§ Aim:
Decide whether each statement below agrees with the post on dead orthopraxy, answering yes or no and quoting the words of the post that settle it. 1. Orthodoxy and orthopraxy tend to sit at the same end of the pendulum swing. 2. The phrase "dull, dusty, introverted orthodoxy" is attributed to Francis Shaeffer. 3. The post treats "dead orthodoxy" as a term that no longer serves as a valid warning.

§ Text section:
Dead Orthopraxy
July 31, 2009 Posted by Aaron Snell
Orthodoxy and orthopraxy – right doctrine and right practice – tend to live on the opposite ends of the pendulum swing in the historic life of the church. A reaction against imbalances and failures in one usually leads to an overreaction and over-commitment to the other.
This has often been the case with orthodoxy. The term “dead orthodoxy” has been used to describe when a church or group has become so enamoured with doctrinal precision that it makes this its ultimate goal, with no living faith to animate it – as Francis Shaeffer put it, a “dull, dusty, introverted orthodoxy given only to pounding out the well-known clichés.” It is “dead” because it lacks the vitality of a faith to live out its right teaching. Granted, the term has become a bit of a catch phrase and can often be used as a straw man to bash the established doctrinal tradition, but it is a valid warning nonetheless to those of us who strive for such doctrinal precision and fidelity.

§ Stored records:
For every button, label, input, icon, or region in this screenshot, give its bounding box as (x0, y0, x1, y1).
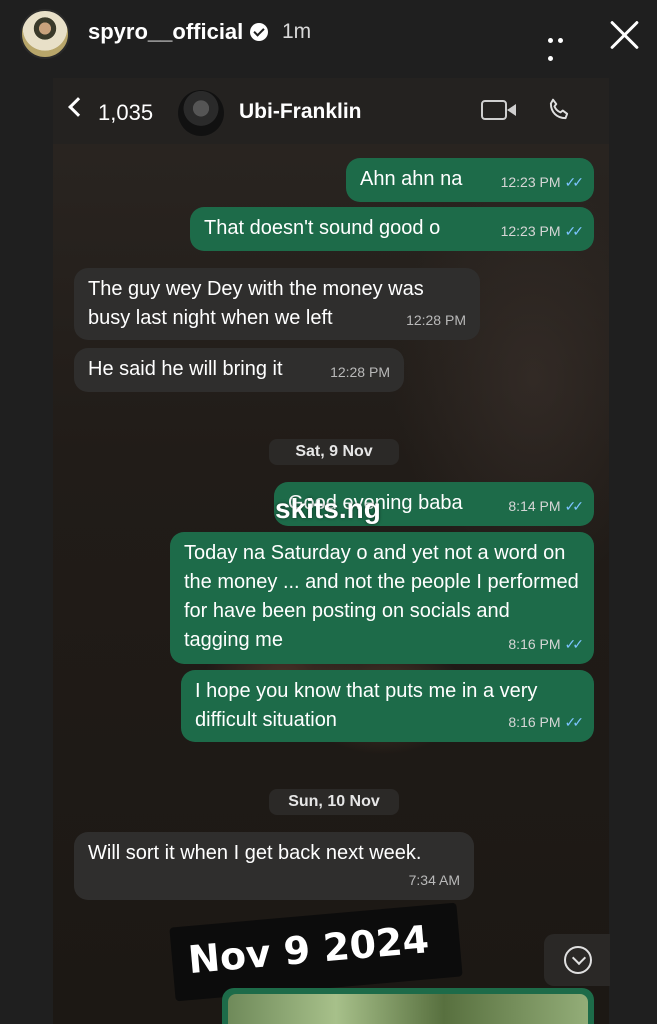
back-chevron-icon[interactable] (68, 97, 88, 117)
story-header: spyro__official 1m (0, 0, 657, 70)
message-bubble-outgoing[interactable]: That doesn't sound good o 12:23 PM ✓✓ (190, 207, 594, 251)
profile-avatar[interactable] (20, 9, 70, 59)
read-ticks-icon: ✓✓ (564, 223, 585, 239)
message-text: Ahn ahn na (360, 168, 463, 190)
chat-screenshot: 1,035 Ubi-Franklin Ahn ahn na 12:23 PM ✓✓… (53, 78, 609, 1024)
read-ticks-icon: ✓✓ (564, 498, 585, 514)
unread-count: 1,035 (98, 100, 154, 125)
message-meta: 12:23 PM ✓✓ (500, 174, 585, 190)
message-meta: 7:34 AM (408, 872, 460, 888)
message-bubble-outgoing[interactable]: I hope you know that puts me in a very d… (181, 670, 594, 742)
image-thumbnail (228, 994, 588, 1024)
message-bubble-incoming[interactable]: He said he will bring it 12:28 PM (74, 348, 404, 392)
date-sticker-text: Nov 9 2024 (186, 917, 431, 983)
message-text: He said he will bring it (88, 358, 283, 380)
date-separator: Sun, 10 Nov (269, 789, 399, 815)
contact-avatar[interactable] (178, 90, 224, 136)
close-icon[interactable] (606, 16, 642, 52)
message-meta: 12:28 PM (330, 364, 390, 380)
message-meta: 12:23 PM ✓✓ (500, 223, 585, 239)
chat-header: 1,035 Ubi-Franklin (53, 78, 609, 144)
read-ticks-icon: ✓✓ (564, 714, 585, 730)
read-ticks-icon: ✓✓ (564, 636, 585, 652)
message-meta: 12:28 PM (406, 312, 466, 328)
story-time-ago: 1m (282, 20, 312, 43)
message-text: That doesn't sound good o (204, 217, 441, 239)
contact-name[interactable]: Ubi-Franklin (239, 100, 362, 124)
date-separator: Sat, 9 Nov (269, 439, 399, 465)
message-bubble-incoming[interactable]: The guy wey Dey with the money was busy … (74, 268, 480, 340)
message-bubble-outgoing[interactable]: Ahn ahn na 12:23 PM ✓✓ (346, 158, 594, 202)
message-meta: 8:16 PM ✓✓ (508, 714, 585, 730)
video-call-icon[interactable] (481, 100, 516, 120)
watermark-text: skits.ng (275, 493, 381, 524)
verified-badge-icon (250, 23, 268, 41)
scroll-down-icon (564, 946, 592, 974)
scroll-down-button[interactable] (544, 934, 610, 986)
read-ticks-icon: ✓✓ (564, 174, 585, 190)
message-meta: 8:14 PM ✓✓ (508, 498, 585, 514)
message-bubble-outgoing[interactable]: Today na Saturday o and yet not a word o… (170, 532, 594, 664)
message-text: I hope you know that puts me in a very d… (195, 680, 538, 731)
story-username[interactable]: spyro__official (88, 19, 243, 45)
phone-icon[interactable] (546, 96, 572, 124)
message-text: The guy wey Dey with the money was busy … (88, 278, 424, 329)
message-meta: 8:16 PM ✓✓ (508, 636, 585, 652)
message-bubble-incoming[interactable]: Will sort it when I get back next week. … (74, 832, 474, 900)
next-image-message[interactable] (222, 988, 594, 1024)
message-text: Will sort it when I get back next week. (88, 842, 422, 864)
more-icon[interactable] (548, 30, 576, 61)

---

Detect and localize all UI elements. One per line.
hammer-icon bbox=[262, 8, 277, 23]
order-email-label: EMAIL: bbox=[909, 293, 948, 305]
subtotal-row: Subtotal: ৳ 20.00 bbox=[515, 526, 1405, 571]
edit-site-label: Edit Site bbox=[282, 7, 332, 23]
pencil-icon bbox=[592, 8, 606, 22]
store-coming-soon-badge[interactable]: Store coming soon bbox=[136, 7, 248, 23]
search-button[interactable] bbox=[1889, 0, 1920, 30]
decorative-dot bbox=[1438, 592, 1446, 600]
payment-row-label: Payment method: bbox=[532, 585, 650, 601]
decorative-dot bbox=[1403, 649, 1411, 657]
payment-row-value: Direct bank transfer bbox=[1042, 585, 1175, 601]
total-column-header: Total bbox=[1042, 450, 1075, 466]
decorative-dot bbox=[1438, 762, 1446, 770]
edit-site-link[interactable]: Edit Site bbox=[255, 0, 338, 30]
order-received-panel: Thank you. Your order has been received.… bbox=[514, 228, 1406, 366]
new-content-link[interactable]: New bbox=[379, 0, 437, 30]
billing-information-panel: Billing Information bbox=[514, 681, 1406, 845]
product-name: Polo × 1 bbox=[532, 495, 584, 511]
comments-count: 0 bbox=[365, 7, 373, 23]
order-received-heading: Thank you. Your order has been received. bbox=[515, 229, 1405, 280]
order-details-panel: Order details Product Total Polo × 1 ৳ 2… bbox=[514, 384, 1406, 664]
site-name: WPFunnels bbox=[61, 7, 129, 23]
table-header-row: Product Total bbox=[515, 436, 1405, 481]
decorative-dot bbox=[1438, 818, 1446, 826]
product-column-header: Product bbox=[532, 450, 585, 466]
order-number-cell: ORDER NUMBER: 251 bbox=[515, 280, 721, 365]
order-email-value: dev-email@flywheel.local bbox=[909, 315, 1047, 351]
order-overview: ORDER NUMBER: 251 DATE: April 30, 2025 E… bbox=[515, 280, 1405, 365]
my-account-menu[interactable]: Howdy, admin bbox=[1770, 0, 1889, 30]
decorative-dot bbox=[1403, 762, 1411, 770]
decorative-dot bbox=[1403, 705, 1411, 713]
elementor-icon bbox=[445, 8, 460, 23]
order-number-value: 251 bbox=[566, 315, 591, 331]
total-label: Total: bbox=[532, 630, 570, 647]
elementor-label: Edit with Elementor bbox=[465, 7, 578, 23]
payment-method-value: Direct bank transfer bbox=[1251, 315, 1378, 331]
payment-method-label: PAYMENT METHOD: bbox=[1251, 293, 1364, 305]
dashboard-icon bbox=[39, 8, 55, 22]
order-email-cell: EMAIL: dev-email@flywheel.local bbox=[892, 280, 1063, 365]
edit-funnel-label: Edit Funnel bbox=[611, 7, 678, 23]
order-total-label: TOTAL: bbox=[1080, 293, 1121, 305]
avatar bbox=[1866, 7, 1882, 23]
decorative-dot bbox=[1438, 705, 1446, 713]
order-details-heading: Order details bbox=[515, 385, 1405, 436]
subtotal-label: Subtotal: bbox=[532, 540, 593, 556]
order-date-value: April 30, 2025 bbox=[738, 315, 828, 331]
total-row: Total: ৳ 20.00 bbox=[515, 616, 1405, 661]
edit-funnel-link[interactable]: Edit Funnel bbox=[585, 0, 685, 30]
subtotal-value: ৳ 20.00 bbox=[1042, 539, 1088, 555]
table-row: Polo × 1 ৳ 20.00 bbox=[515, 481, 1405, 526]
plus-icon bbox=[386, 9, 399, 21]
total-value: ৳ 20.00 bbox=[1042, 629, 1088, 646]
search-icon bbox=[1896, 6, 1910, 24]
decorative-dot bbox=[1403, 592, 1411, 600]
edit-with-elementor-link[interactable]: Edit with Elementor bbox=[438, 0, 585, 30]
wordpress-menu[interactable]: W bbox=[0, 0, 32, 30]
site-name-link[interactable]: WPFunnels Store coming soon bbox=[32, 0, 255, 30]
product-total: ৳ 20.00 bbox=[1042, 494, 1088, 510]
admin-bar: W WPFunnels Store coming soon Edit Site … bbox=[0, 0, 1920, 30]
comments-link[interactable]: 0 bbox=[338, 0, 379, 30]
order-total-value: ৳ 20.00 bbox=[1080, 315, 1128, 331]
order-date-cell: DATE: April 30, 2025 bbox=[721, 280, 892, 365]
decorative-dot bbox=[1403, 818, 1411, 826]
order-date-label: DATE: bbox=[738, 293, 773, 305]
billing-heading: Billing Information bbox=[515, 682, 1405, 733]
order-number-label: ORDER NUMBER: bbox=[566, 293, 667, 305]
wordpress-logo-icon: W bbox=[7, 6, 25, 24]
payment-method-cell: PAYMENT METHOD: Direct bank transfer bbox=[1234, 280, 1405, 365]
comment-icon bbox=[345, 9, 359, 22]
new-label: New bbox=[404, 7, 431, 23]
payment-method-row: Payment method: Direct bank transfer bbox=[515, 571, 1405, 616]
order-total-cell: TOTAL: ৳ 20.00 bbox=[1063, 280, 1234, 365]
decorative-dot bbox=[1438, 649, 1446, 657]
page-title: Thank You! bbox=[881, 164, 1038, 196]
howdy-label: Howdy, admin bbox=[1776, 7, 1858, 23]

§ Finished task:
1. No: "tend to live on the opposite ends of the pendulum swing"
2. Yes: "as Francis Shaeffer put it, a “dull, dusty, introverted orthodoxy given only to pounding out the well-known clichés.”"
3. No: "it is a valid warning nonetheless to those of us who strive for such doctrinal precision and fidelity"